[Extracted records]
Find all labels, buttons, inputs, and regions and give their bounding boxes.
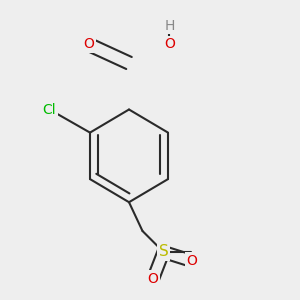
Text: Cl: Cl xyxy=(43,103,56,116)
Text: O: O xyxy=(83,38,94,51)
Text: S: S xyxy=(159,244,168,260)
Text: O: O xyxy=(164,38,175,51)
Text: O: O xyxy=(187,254,197,268)
Text: H: H xyxy=(164,19,175,32)
Text: O: O xyxy=(148,272,158,286)
Text: H: H xyxy=(164,19,175,32)
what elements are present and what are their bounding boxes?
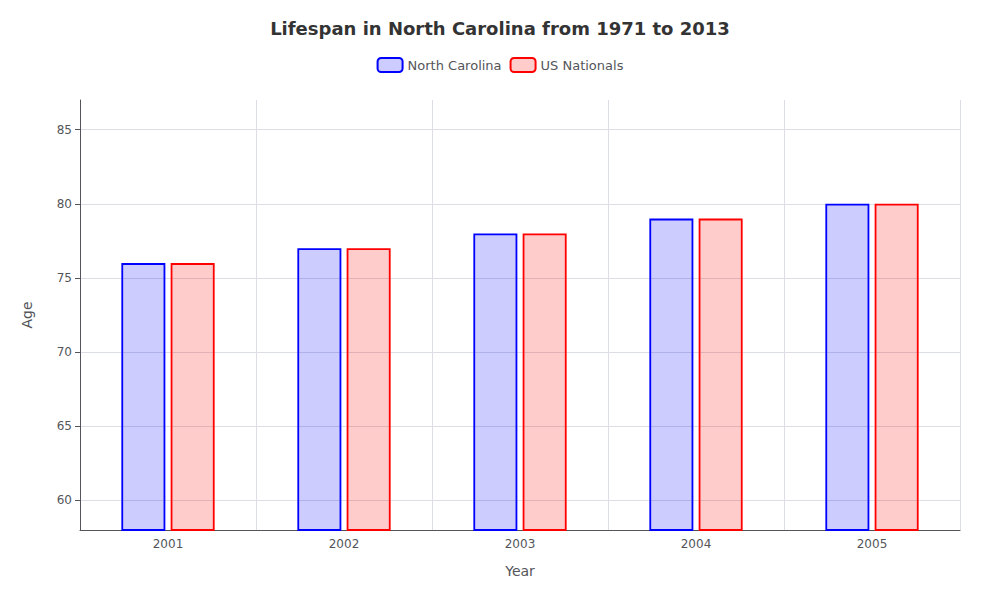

## Goal of the exercise
Copy all of the lines above exactly, leaving out the pictures.

## Answer for this exercise
Find all labels, buttons, inputs, and regions and give their bounding boxes.
Text: Cl: Cl xyxy=(43,103,56,116)
Text: O: O xyxy=(83,38,94,51)
Text: S: S xyxy=(159,244,168,260)
Text: O: O xyxy=(164,38,175,51)
Text: O: O xyxy=(187,254,197,268)
Text: H: H xyxy=(164,19,175,32)
Text: O: O xyxy=(148,272,158,286)
Text: H: H xyxy=(164,19,175,32)
what elements are present and what are their bounding boxes?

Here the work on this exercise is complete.